Records excerpted from a collection

## start

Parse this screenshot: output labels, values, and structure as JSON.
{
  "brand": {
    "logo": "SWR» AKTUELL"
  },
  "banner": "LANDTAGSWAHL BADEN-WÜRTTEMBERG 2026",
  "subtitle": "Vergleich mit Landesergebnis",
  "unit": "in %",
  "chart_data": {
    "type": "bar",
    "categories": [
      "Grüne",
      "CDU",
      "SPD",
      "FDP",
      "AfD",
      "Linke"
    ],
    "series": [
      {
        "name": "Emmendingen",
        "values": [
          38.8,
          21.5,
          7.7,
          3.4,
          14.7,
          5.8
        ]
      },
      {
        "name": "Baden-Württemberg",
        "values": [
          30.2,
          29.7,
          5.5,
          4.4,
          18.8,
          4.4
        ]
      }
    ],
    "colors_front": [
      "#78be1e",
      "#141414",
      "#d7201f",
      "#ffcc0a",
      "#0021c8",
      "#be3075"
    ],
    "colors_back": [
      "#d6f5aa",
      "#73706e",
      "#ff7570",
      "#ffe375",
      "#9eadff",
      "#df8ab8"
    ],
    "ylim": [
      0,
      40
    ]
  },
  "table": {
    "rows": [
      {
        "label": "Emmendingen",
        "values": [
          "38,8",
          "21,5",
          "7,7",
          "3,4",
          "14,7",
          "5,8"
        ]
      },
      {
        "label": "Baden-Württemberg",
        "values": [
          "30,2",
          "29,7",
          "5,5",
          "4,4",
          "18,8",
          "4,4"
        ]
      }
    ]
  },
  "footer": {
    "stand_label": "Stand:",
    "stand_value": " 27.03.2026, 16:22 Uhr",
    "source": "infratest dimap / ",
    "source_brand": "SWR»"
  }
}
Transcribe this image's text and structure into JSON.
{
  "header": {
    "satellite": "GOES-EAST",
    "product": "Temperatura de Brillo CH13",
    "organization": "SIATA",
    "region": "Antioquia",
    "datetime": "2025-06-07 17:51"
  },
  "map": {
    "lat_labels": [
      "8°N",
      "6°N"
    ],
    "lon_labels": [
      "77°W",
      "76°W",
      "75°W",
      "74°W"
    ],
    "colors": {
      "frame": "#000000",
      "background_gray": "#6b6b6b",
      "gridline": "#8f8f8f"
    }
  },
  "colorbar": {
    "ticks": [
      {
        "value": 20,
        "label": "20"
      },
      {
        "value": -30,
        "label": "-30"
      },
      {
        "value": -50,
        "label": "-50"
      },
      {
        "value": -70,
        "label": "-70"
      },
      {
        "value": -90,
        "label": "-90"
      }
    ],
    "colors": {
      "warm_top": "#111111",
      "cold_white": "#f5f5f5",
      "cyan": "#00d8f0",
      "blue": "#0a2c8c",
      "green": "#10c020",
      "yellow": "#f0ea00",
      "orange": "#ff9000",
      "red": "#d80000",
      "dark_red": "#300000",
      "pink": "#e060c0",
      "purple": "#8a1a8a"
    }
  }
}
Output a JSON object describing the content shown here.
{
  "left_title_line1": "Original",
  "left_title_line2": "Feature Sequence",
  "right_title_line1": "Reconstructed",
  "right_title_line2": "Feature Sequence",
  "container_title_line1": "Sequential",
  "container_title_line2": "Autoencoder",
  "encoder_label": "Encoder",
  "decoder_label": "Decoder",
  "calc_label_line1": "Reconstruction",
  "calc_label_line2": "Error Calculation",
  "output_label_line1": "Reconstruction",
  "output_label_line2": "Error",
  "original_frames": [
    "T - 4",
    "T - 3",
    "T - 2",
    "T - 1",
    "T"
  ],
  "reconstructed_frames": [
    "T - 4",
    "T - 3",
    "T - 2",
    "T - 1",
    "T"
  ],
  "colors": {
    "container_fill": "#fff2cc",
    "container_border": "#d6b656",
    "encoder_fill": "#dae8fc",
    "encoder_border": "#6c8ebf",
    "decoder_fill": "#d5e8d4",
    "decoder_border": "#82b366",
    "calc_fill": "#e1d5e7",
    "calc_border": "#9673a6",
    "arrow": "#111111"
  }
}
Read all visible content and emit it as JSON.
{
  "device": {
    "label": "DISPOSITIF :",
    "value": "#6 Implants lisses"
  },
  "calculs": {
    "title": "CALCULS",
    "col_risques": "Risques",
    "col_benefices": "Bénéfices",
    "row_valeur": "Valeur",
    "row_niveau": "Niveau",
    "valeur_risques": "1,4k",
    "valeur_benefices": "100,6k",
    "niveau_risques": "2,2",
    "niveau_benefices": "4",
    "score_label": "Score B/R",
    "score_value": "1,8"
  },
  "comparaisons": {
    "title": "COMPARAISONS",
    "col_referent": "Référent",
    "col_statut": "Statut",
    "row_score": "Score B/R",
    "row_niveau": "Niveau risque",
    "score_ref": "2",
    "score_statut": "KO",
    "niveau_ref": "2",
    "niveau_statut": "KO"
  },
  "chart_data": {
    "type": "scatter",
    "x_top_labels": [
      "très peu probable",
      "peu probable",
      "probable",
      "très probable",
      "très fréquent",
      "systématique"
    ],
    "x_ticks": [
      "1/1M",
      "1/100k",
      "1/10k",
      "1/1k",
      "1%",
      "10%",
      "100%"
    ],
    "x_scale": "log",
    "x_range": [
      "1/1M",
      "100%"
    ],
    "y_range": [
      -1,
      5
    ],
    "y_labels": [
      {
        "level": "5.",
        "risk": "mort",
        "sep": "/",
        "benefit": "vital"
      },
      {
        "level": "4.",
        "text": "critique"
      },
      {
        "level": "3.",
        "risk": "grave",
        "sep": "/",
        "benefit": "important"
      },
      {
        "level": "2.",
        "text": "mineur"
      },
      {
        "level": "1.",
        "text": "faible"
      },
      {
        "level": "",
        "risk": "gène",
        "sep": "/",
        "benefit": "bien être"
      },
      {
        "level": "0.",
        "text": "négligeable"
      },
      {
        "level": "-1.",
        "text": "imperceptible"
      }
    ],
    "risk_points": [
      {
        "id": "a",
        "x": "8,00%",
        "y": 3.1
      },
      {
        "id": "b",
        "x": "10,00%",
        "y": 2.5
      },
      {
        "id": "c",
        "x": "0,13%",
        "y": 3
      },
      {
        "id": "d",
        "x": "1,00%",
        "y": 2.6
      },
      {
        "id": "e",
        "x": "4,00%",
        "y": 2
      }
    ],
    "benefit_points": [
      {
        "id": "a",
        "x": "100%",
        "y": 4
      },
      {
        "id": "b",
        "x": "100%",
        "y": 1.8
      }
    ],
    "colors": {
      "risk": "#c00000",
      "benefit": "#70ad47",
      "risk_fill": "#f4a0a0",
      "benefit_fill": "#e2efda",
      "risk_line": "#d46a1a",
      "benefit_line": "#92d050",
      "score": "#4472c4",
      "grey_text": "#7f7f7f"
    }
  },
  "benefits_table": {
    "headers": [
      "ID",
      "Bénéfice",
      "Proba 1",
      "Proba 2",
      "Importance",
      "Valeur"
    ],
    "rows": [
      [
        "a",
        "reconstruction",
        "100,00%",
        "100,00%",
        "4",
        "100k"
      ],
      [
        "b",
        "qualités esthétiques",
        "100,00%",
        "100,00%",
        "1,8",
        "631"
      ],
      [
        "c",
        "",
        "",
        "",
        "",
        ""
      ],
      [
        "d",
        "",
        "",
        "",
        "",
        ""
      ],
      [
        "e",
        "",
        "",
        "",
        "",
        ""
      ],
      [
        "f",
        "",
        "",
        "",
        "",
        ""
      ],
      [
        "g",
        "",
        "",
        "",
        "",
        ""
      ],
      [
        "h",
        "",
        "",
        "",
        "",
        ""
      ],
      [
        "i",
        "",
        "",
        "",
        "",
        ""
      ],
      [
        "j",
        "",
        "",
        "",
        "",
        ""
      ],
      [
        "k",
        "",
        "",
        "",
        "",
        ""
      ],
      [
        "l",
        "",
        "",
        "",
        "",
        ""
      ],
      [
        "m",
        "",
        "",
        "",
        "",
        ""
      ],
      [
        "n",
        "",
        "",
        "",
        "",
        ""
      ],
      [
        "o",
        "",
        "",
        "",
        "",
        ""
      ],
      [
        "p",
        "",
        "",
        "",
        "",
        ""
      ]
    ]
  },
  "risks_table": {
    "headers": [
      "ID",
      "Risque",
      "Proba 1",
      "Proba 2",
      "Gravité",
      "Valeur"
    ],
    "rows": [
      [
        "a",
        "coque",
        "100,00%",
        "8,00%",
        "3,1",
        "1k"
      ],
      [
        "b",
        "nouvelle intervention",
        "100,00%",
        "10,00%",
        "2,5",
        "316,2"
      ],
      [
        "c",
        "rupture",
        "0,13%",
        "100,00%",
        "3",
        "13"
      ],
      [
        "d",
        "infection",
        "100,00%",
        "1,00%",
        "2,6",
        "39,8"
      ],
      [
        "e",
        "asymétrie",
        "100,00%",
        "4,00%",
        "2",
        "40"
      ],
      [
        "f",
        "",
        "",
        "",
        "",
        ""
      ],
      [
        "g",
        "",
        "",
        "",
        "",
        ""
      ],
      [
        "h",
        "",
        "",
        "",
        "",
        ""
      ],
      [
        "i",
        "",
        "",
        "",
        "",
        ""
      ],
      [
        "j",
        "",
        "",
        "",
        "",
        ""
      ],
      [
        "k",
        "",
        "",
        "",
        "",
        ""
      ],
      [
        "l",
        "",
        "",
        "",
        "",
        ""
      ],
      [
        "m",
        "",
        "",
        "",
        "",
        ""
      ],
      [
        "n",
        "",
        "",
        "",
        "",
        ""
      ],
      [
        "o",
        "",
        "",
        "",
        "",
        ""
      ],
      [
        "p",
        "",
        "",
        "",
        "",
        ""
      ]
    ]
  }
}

## end

* WHAT THIS TASK INVOLVES: Pull every line containing the word "level" out of the material and copy it.

* EXERCISE OUTPUT:
        "level": "5.",
        "level": "4.",
        "level": "3.",
        "level": "2.",
        "level": "1.",
        "level": "",
        "level": "0.",
        "level": "-1.",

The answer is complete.